**BRIEF**
Extract the records below word for word and ignore the images.

------------------------------------

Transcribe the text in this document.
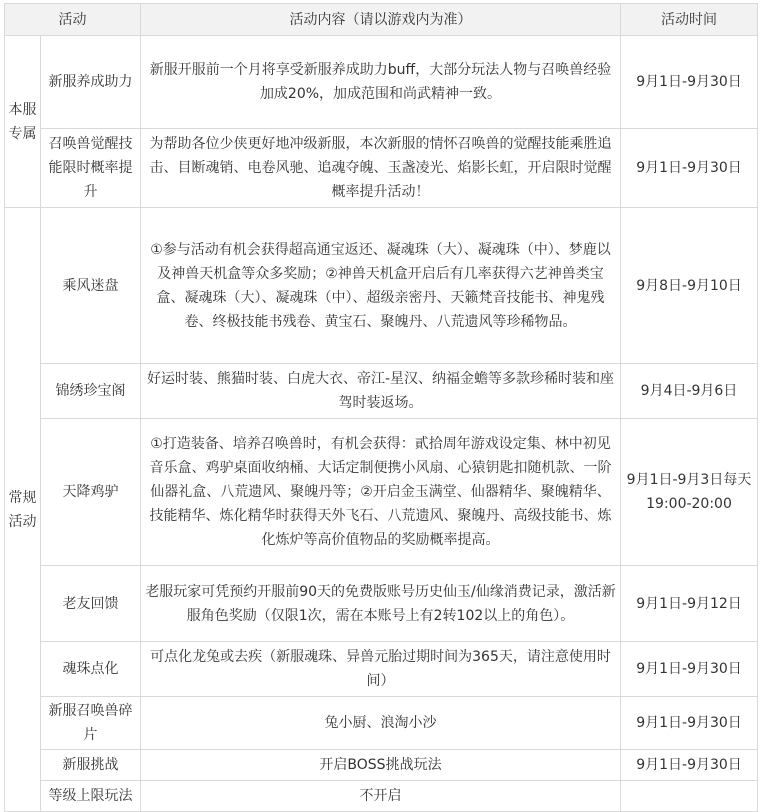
活动		活动内容（请以游戏内为准）	活动时间
本服专属	新服养成助力	新服开服前一个月将享受新服养成助力buff，大部分玩法人物与召唤兽经验加成20%，加成范围和尚武精神一致。	9月1日-9月30日
	召唤兽觉醒技能限时概率提升	为帮助各位少侠更好地冲级新服，本次新服的情怀召唤兽的觉醒技能乘胜追击、目断魂销、电卷风驰、追魂夺魄、玉盏凌光、焰影长虹，开启限时觉醒概率提升活动！	9月1日-9月30日
常规活动	乘风迷盘	①参与活动有机会获得超高通宝返还、凝魂珠（大）、凝魂珠（中）、梦鹿以及神兽天机盒等众多奖励；②神兽天机盒开启后有几率获得六艺神兽类宝盒、凝魂珠（大）、凝魂珠（中）、超级亲密丹、天籁梵音技能书、神鬼残卷、终极技能书残卷、黄宝石、聚魄丹、八荒遗风等珍稀物品。	9月8日-9月10日
	锦绣珍宝阁	好运时装、熊猫时装、白虎大衣、帝江-星汉、纳福金蟾等多款珍稀时装和座驾时装返场。	9月4日-9月6日
	天降鸡驴	①打造装备、培养召唤兽时，有机会获得：貳拾周年游戏设定集、林中初见音乐盒、鸡驴桌面收纳桶、大话定制便携小风扇、心猿钥匙扣随机款、一阶仙器礼盒、八荒遗风、聚魄丹等；②开启金玉满堂、仙器精华、聚魄精华、技能精华、炼化精华时获得天外飞石、八荒遗风、聚魄丹、高级技能书、炼化炼炉等高价值物品的奖励概率提高。	9月1日-9月3日每天19:00-20:00
	老友回馈	老服玩家可凭预约开服前90天的免费版账号历史仙玉/仙缘消费记录，激活新服角色奖励（仅限1次，需在本账号上有2转102以上的角色）。	9月1日-9月12日
	魂珠点化	可点化龙兔或去疾（新服魂珠、异兽元胎过期时间为365天，请注意使用时间）	9月1日-9月30日
	新服召唤兽碎片	兔小厨、浪淘小沙	9月1日-9月30日
	新服挑战	开启BOSS挑战玩法	9月1日-9月30日
	等级上限玩法	不开启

------------------------------------

**SOLUTION FOR THIS PROBLEM**
Transcribe the text in this document.
活动		活动内容（请以游戏内为准）	活动时间
本服专属	新服养成助力	新服开服前一个月将享受新服养成助力buff，大部分玩法人物与召唤兽经验加成20%，加成范围和尚武精神一致。	9月1日-9月30日
	召唤兽觉醒技能限时概率提升	为帮助各位少侠更好地冲级新服，本次新服的情怀召唤兽的觉醒技能乘胜追击、目断魂销、电卷风驰、追魂夺魄、玉盏凌光、焰影长虹，开启限时觉醒概率提升活动！	9月1日-9月30日
常规活动	乘风迷盘	①参与活动有机会获得超高通宝返还、凝魂珠（大）、凝魂珠（中）、梦鹿以及神兽天机盒等众多奖励；②神兽天机盒开启后有几率获得六艺神兽类宝盒、凝魂珠（大）、凝魂珠（中）、超级亲密丹、天籁梵音技能书、神鬼残卷、终极技能书残卷、黄宝石、聚魄丹、八荒遗风等珍稀物品。	9月8日-9月10日
	锦绣珍宝阁	好运时装、熊猫时装、白虎大衣、帝江-星汉、纳福金蟾等多款珍稀时装和座驾时装返场。	9月4日-9月6日
	天降鸡驴	①打造装备、培养召唤兽时，有机会获得：貳拾周年游戏设定集、林中初见音乐盒、鸡驴桌面收纳桶、大话定制便携小风扇、心猿钥匙扣随机款、一阶仙器礼盒、八荒遗风、聚魄丹等；②开启金玉满堂、仙器精华、聚魄精华、技能精华、炼化精华时获得天外飞石、八荒遗风、聚魄丹、高级技能书、炼化炼炉等高价值物品的奖励概率提高。	9月1日-9月3日每天19:00-20:00
	老友回馈	老服玩家可凭预约开服前90天的免费版账号历史仙玉/仙缘消费记录，激活新服角色奖励（仅限1次，需在本账号上有2转102以上的角色）。	9月1日-9月12日
	魂珠点化	可点化龙兔或去疾（新服魂珠、异兽元胎过期时间为365天，请注意使用时间）	9月1日-9月30日
	新服召唤兽碎片	兔小厨、浪淘小沙	9月1日-9月30日
	新服挑战	开启BOSS挑战玩法	9月1日-9月30日
	等级上限玩法	不开启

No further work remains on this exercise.